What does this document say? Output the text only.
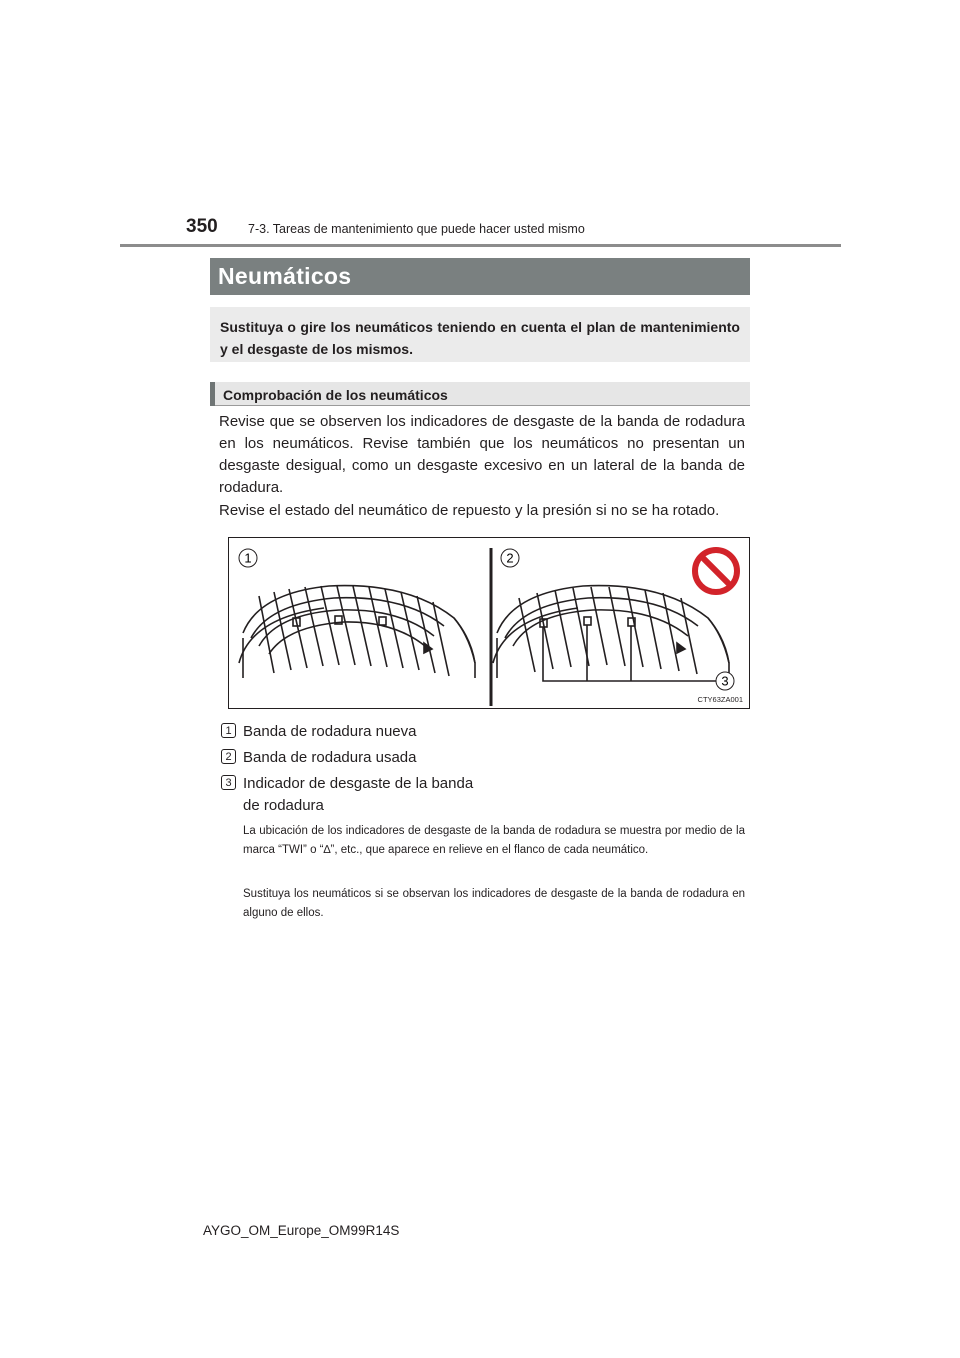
350 7-3. Tareas de mantenimiento que puede hacer usted mismo
Neumáticos
Sustituya o gire los neumáticos teniendo en cuenta el plan de mantenimiento y el desgaste de los mismos.
Comprobación de los neumáticos
Revise que se observen los indicadores de desgaste de la banda de rodadura en los neumáticos. Revise también que los neumáticos no presentan un desgaste desigual, como un desgaste excesivo en un lateral de la banda de rodadura.
Revise el estado del neumático de repuesto y la presión si no se ha rotado.
1	2
3
CTY63ZA001
1 Banda de rodadura nueva
2 Banda de rodadura usada
3 Indicador de desgaste de la banda de rodadura
La ubicación de los indicadores de desgaste de la banda de rodadura se muestra por medio de la marca “TWI” o “∆”, etc., que aparece en relieve en el flanco de cada neumático.
Sustituya los neumáticos si se observan los indicadores de desgaste de la banda de rodadura en alguno de ellos.
AYGO_OM_Europe_OM99R14S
==============================
Looking at the data above, show all lines where the word "Sustituya" occurs.

Sustituya o gire los neumáticos teniendo en cuenta el plan de mantenimiento y el desgaste de los mismos.
Sustituya los neumáticos si se observan los indicadores de desgaste de la banda de rodadura en alguno de ellos.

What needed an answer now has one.